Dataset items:
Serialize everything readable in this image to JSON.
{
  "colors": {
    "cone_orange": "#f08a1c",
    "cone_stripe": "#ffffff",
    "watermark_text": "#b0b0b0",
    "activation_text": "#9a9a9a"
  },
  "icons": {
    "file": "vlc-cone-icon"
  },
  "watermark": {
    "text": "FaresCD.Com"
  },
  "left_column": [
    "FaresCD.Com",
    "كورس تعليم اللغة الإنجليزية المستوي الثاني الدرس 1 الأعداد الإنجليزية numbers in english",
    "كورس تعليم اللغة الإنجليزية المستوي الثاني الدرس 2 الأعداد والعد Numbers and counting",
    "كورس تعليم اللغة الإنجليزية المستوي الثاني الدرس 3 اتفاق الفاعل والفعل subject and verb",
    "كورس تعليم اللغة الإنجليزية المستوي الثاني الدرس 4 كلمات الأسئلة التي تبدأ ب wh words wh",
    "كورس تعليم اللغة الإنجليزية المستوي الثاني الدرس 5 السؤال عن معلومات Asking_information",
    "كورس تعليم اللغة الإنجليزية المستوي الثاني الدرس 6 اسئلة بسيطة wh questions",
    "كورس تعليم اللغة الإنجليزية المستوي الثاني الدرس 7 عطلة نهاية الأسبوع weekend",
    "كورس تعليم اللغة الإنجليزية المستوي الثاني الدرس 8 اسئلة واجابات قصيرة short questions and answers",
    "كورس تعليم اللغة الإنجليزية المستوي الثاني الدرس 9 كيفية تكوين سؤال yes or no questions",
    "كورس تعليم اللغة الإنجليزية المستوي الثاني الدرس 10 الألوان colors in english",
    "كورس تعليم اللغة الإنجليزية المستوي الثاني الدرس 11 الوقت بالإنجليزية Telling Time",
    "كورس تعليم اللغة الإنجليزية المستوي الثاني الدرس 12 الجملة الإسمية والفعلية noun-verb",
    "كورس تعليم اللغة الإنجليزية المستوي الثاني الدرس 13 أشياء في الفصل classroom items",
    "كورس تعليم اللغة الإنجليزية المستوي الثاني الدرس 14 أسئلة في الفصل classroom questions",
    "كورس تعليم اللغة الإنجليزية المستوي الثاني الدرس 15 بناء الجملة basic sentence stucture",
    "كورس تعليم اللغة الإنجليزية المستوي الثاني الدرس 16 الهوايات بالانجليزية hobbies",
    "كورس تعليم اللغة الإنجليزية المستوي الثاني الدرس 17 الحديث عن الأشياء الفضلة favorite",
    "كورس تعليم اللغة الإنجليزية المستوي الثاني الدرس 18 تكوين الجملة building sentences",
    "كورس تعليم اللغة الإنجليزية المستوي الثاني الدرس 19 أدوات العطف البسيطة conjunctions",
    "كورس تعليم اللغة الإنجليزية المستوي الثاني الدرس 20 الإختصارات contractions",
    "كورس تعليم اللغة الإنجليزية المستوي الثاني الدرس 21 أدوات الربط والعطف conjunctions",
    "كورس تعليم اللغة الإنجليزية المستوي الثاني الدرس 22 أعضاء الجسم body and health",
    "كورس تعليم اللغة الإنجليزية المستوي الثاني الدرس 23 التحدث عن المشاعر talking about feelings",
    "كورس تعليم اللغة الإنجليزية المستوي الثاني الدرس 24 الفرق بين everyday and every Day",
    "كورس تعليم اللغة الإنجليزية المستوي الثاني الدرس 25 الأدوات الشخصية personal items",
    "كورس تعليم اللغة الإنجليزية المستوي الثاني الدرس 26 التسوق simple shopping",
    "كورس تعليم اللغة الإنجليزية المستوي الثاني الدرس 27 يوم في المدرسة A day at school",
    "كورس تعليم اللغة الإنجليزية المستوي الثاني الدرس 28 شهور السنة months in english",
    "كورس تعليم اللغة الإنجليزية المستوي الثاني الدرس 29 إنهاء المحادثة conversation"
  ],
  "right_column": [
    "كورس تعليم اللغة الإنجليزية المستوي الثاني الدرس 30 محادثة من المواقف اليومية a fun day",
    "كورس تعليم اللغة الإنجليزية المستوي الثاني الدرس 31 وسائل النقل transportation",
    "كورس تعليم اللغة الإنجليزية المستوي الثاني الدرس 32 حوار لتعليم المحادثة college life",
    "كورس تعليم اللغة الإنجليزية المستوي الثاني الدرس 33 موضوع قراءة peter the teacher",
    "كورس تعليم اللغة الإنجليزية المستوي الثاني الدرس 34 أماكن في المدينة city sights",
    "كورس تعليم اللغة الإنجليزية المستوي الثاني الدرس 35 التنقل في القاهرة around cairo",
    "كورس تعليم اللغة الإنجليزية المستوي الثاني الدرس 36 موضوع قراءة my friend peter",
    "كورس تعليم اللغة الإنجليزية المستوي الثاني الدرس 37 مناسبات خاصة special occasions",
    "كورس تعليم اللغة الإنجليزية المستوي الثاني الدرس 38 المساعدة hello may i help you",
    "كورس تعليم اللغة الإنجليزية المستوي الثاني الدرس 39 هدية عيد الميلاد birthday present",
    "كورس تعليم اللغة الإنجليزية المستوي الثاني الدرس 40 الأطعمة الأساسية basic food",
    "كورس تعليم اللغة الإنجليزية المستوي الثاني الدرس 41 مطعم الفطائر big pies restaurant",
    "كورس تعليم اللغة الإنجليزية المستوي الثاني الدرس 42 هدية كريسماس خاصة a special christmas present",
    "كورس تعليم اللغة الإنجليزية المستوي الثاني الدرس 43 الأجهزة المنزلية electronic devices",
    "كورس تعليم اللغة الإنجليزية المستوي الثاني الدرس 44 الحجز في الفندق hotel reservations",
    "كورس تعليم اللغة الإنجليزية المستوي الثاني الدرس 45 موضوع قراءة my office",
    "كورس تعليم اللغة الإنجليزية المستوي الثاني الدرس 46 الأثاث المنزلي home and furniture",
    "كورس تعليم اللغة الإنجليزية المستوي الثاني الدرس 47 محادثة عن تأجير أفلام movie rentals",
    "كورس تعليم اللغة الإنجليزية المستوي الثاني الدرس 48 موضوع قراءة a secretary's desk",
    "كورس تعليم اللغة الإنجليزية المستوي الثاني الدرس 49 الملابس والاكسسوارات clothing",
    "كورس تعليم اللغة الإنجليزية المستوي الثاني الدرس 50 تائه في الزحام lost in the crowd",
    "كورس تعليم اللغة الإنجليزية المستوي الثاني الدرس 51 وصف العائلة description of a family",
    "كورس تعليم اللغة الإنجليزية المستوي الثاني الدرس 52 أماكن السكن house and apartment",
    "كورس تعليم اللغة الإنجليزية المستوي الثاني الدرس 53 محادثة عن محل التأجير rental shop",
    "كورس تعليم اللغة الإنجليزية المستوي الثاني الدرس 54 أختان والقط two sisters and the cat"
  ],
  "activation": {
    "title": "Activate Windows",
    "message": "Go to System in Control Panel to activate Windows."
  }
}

▶ [Problem requirements]
Nothing in the data may differ; print all of it exactly as written.

▶ [Full solution]
Serialize everything readable in this image to JSON.
{
  "colors": {
    "cone_orange": "#f08a1c",
    "cone_stripe": "#ffffff",
    "watermark_text": "#b0b0b0",
    "activation_text": "#9a9a9a"
  },
  "icons": {
    "file": "vlc-cone-icon"
  },
  "watermark": {
    "text": "FaresCD.Com"
  },
  "left_column": [
    "FaresCD.Com",
    "كورس تعليم اللغة الإنجليزية المستوي الثاني الدرس 1 الأعداد الإنجليزية numbers in english",
    "كورس تعليم اللغة الإنجليزية المستوي الثاني الدرس 2 الأعداد والعد Numbers and counting",
    "كورس تعليم اللغة الإنجليزية المستوي الثاني الدرس 3 اتفاق الفاعل والفعل subject and verb",
    "كورس تعليم اللغة الإنجليزية المستوي الثاني الدرس 4 كلمات الأسئلة التي تبدأ ب wh words wh",
    "كورس تعليم اللغة الإنجليزية المستوي الثاني الدرس 5 السؤال عن معلومات Asking_information",
    "كورس تعليم اللغة الإنجليزية المستوي الثاني الدرس 6 اسئلة بسيطة wh questions",
    "كورس تعليم اللغة الإنجليزية المستوي الثاني الدرس 7 عطلة نهاية الأسبوع weekend",
    "كورس تعليم اللغة الإنجليزية المستوي الثاني الدرس 8 اسئلة واجابات قصيرة short questions and answers",
    "كورس تعليم اللغة الإنجليزية المستوي الثاني الدرس 9 كيفية تكوين سؤال yes or no questions",
    "كورس تعليم اللغة الإنجليزية المستوي الثاني الدرس 10 الألوان colors in english",
    "كورس تعليم اللغة الإنجليزية المستوي الثاني الدرس 11 الوقت بالإنجليزية Telling Time",
    "كورس تعليم اللغة الإنجليزية المستوي الثاني الدرس 12 الجملة الإسمية والفعلية noun-verb",
    "كورس تعليم اللغة الإنجليزية المستوي الثاني الدرس 13 أشياء في الفصل classroom items",
    "كورس تعليم اللغة الإنجليزية المستوي الثاني الدرس 14 أسئلة في الفصل classroom questions",
    "كورس تعليم اللغة الإنجليزية المستوي الثاني الدرس 15 بناء الجملة basic sentence stucture",
    "كورس تعليم اللغة الإنجليزية المستوي الثاني الدرس 16 الهوايات بالانجليزية hobbies",
    "كورس تعليم اللغة الإنجليزية المستوي الثاني الدرس 17 الحديث عن الأشياء الفضلة favorite",
    "كورس تعليم اللغة الإنجليزية المستوي الثاني الدرس 18 تكوين الجملة building sentences",
    "كورس تعليم اللغة الإنجليزية المستوي الثاني الدرس 19 أدوات العطف البسيطة conjunctions",
    "كورس تعليم اللغة الإنجليزية المستوي الثاني الدرس 20 الإختصارات contractions",
    "كورس تعليم اللغة الإنجليزية المستوي الثاني الدرس 21 أدوات الربط والعطف conjunctions",
    "كورس تعليم اللغة الإنجليزية المستوي الثاني الدرس 22 أعضاء الجسم body and health",
    "كورس تعليم اللغة الإنجليزية المستوي الثاني الدرس 23 التحدث عن المشاعر talking about feelings",
    "كورس تعليم اللغة الإنجليزية المستوي الثاني الدرس 24 الفرق بين everyday and every Day",
    "كورس تعليم اللغة الإنجليزية المستوي الثاني الدرس 25 الأدوات الشخصية personal items",
    "كورس تعليم اللغة الإنجليزية المستوي الثاني الدرس 26 التسوق simple shopping",
    "كورس تعليم اللغة الإنجليزية المستوي الثاني الدرس 27 يوم في المدرسة A day at school",
    "كورس تعليم اللغة الإنجليزية المستوي الثاني الدرس 28 شهور السنة months in english",
    "كورس تعليم اللغة الإنجليزية المستوي الثاني الدرس 29 إنهاء المحادثة conversation"
  ],
  "right_column": [
    "كورس تعليم اللغة الإنجليزية المستوي الثاني الدرس 30 محادثة من المواقف اليومية a fun day",
    "كورس تعليم اللغة الإنجليزية المستوي الثاني الدرس 31 وسائل النقل transportation",
    "كورس تعليم اللغة الإنجليزية المستوي الثاني الدرس 32 حوار لتعليم المحادثة college life",
    "كورس تعليم اللغة الإنجليزية المستوي الثاني الدرس 33 موضوع قراءة peter the teacher",
    "كورس تعليم اللغة الإنجليزية المستوي الثاني الدرس 34 أماكن في المدينة city sights",
    "كورس تعليم اللغة الإنجليزية المستوي الثاني الدرس 35 التنقل في القاهرة around cairo",
    "كورس تعليم اللغة الإنجليزية المستوي الثاني الدرس 36 موضوع قراءة my friend peter",
    "كورس تعليم اللغة الإنجليزية المستوي الثاني الدرس 37 مناسبات خاصة special occasions",
    "كورس تعليم اللغة الإنجليزية المستوي الثاني الدرس 38 المساعدة hello may i help you",
    "كورس تعليم اللغة الإنجليزية المستوي الثاني الدرس 39 هدية عيد الميلاد birthday present",
    "كورس تعليم اللغة الإنجليزية المستوي الثاني الدرس 40 الأطعمة الأساسية basic food",
    "كورس تعليم اللغة الإنجليزية المستوي الثاني الدرس 41 مطعم الفطائر big pies restaurant",
    "كورس تعليم اللغة الإنجليزية المستوي الثاني الدرس 42 هدية كريسماس خاصة a special christmas present",
    "كورس تعليم اللغة الإنجليزية المستوي الثاني الدرس 43 الأجهزة المنزلية electronic devices",
    "كورس تعليم اللغة الإنجليزية المستوي الثاني الدرس 44 الحجز في الفندق hotel reservations",
    "كورس تعليم اللغة الإنجليزية المستوي الثاني الدرس 45 موضوع قراءة my office",
    "كورس تعليم اللغة الإنجليزية المستوي الثاني الدرس 46 الأثاث المنزلي home and furniture",
    "كورس تعليم اللغة الإنجليزية المستوي الثاني الدرس 47 محادثة عن تأجير أفلام movie rentals",
    "كورس تعليم اللغة الإنجليزية المستوي الثاني الدرس 48 موضوع قراءة a secretary's desk",
    "كورس تعليم اللغة الإنجليزية المستوي الثاني الدرس 49 الملابس والاكسسوارات clothing",
    "كورس تعليم اللغة الإنجليزية المستوي الثاني الدرس 50 تائه في الزحام lost in the crowd",
    "كورس تعليم اللغة الإنجليزية المستوي الثاني الدرس 51 وصف العائلة description of a family",
    "كورس تعليم اللغة الإنجليزية المستوي الثاني الدرس 52 أماكن السكن house and apartment",
    "كورس تعليم اللغة الإنجليزية المستوي الثاني الدرس 53 محادثة عن محل التأجير rental shop",
    "كورس تعليم اللغة الإنجليزية المستوي الثاني الدرس 54 أختان والقط two sisters and the cat"
  ],
  "activation": {
    "title": "Activate Windows",
    "message": "Go to System in Control Panel to activate Windows."
  }
}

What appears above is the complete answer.